§ Problem description
Filter the data for lines with the word "field", then copy every line so identified.

• • •

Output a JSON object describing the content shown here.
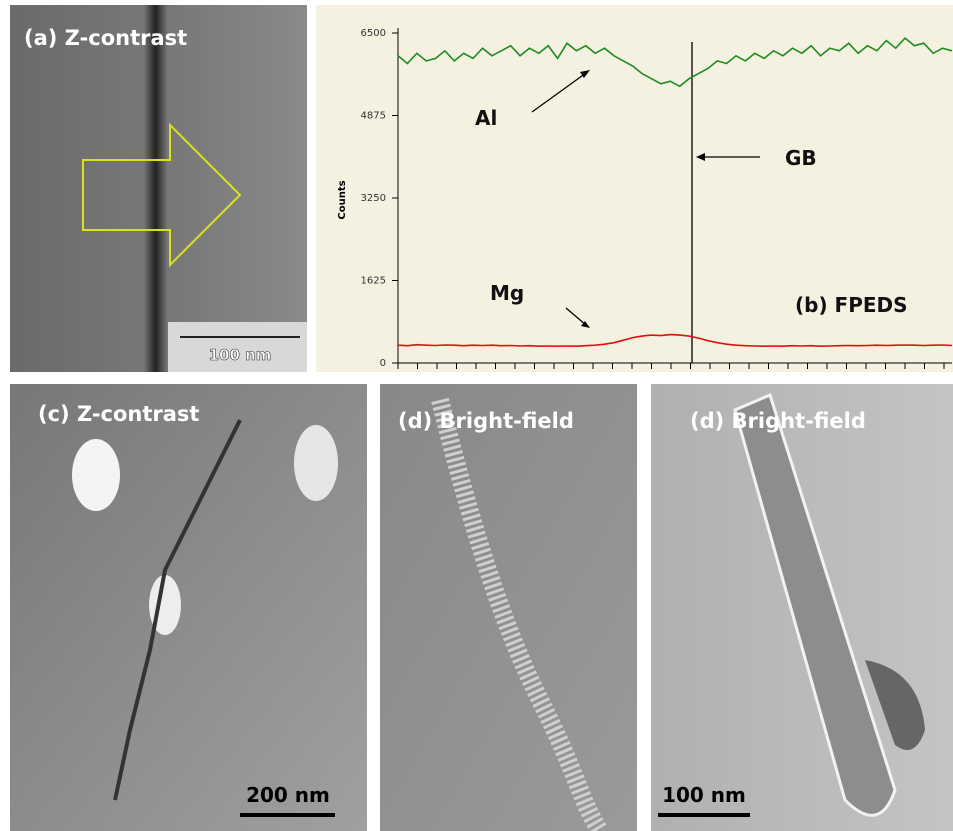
{
  "panels": [
    {
      "label": "(a) Z-contrast",
      "scale_bar": "100 nm"
    },
    {
      "label": "(c) Z-contrast",
      "scale_bar": "200 nm"
    },
    {
      "label": "(d) Bright-field"
    },
    {
      "label": "(d) Bright-field",
      "scale_bar": "100 nm"
    }
  ],
  "chart_data": {
    "type": "line",
    "y_label": "Counts",
    "ylim": [
      0,
      6500
    ],
    "yticks": [
      0,
      1625,
      3250,
      4875,
      6500
    ],
    "annotations": [
      "Al",
      "Mg",
      "GB",
      "(b) FPEDS"
    ],
    "series": [
      {
        "name": "Al",
        "color": "#1e8c1e",
        "values": [
          6050,
          5900,
          6100,
          5950,
          6000,
          6150,
          5950,
          6100,
          6000,
          6200,
          6050,
          6150,
          6250,
          6050,
          6200,
          6100,
          6250,
          6000,
          6300,
          6150,
          6250,
          6100,
          6200,
          6050,
          5950,
          5850,
          5700,
          5600,
          5500,
          5550,
          5450,
          5600,
          5700,
          5800,
          5950,
          5900,
          6050,
          5950,
          6100,
          6000,
          6150,
          6050,
          6200,
          6100,
          6250,
          6050,
          6200,
          6150,
          6300,
          6100,
          6250,
          6150,
          6350,
          6200,
          6400,
          6250,
          6300,
          6100,
          6200,
          6150
        ]
      },
      {
        "name": "Mg",
        "color": "#e01010",
        "values": [
          350,
          340,
          360,
          350,
          345,
          355,
          350,
          340,
          350,
          345,
          350,
          340,
          345,
          335,
          340,
          330,
          335,
          330,
          335,
          330,
          340,
          350,
          370,
          400,
          450,
          500,
          530,
          550,
          540,
          560,
          550,
          530,
          490,
          440,
          400,
          370,
          350,
          340,
          335,
          330,
          335,
          330,
          340,
          335,
          340,
          330,
          335,
          340,
          345,
          340,
          345,
          350,
          345,
          350,
          355,
          350,
          345,
          350,
          355,
          345
        ]
      }
    ]
  }
}
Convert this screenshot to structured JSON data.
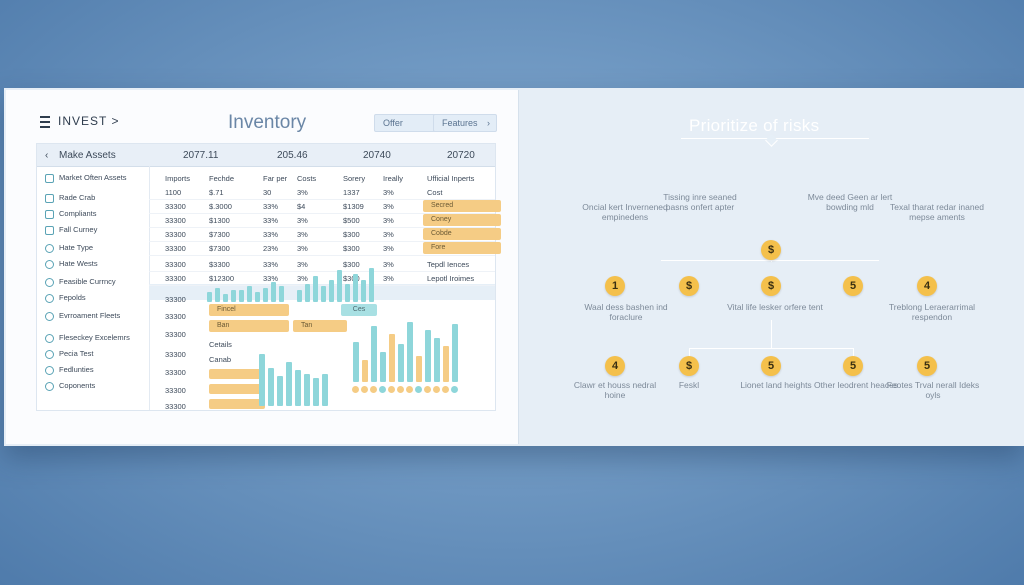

• • •

§ Exercise solution
      "label": "(d) Bright-field"
      "label": "(d) Bright-field",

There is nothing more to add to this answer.